> **What the task requires**
Skip the images and return the records below exactly.

(Figure contents as structured data)

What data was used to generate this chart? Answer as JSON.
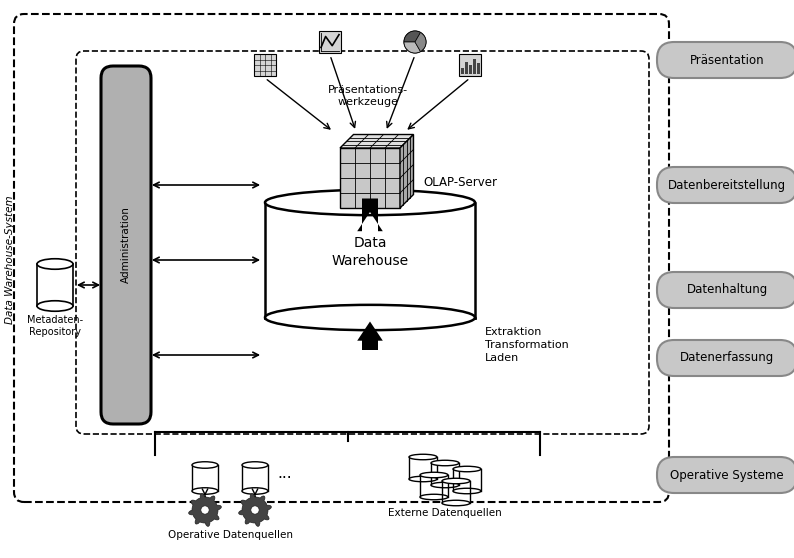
{
  "bg_color": "#f0f0f0",
  "white": "#ffffff",
  "black": "#000000",
  "admin_gray": "#b0b0b0",
  "pill_fc": "#c8c8c8",
  "pill_ec": "#888888",
  "cube_front": "#c8c8c8",
  "cube_top": "#e0e0e0",
  "cube_right": "#a8a8a8",
  "title": "Data Warehouse-System",
  "right_labels": [
    "Präsentation",
    "Datenbereitstellung",
    "Datenhaltung",
    "Datenerfassung",
    "Operative Systeme"
  ]
}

> **Response to this task**
What data was used to generate this chart? Answer as JSON.
{
  "bg_color": "#f0f0f0",
  "white": "#ffffff",
  "black": "#000000",
  "admin_gray": "#b0b0b0",
  "pill_fc": "#c8c8c8",
  "pill_ec": "#888888",
  "cube_front": "#c8c8c8",
  "cube_top": "#e0e0e0",
  "cube_right": "#a8a8a8",
  "title": "Data Warehouse-System",
  "right_labels": [
    "Präsentation",
    "Datenbereitstellung",
    "Datenhaltung",
    "Datenerfassung",
    "Operative Systeme"
  ]
}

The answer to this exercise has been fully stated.